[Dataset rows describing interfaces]
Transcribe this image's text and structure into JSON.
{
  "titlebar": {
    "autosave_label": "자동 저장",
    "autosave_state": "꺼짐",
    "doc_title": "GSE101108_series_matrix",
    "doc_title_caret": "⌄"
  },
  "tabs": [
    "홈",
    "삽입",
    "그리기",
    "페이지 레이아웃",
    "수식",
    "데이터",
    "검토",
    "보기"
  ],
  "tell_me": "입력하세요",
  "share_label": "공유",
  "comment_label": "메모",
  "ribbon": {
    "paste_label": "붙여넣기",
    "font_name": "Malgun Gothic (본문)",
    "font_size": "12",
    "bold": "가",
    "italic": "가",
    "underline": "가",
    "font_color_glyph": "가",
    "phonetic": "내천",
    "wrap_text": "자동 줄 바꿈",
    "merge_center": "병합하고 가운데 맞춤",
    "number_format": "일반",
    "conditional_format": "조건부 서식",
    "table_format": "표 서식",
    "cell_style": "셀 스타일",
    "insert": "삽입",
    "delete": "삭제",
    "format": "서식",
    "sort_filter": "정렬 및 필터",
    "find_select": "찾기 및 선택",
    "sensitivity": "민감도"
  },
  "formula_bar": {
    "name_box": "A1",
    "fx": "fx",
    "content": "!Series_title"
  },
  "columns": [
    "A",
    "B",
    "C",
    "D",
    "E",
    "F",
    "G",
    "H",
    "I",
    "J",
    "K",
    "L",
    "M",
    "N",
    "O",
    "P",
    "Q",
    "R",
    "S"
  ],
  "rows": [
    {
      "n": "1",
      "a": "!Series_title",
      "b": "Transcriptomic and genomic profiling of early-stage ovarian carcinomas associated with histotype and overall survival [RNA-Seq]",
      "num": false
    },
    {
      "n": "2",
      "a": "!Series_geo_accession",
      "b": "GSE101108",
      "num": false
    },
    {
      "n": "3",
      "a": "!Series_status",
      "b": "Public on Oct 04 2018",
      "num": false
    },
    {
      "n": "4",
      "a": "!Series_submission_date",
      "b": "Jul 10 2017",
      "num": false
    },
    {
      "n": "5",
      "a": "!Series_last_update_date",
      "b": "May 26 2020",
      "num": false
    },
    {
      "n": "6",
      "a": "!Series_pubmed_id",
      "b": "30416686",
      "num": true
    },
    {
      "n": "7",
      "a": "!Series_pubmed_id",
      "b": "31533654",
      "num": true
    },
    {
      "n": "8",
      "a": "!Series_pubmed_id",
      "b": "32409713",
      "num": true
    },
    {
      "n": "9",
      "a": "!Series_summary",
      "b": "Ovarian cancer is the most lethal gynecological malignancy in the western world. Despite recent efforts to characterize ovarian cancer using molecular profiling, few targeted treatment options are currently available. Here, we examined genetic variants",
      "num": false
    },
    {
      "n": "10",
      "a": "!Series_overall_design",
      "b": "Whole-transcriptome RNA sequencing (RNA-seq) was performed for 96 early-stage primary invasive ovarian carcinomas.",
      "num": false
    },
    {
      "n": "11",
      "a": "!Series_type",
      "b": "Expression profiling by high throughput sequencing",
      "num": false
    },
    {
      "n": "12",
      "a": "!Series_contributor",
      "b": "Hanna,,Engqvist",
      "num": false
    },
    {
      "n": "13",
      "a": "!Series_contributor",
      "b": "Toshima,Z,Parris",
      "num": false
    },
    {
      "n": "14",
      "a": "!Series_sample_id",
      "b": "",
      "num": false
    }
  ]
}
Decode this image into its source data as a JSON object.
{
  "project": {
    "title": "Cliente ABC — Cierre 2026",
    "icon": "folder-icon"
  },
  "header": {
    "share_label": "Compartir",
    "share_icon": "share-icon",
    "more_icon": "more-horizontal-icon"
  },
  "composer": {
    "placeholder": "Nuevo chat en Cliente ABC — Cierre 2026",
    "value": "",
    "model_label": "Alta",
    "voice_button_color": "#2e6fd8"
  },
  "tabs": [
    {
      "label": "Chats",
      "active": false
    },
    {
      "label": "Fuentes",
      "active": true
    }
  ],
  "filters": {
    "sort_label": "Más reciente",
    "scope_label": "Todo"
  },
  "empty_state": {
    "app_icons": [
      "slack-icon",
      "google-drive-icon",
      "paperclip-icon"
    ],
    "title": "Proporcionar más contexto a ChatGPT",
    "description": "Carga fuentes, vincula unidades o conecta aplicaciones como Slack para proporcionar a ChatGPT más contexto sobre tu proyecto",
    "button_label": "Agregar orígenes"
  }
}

§ **About this task**:
The answer must be every line from the entries above that holds the string "ChatGPT".

§ **Response**:
    "title": "Proporcionar más contexto a ChatGPT",
    "description": "Carga fuentes, vincula unidades o conecta aplicaciones como Slack para proporcionar a ChatGPT más contexto sobre tu proyecto",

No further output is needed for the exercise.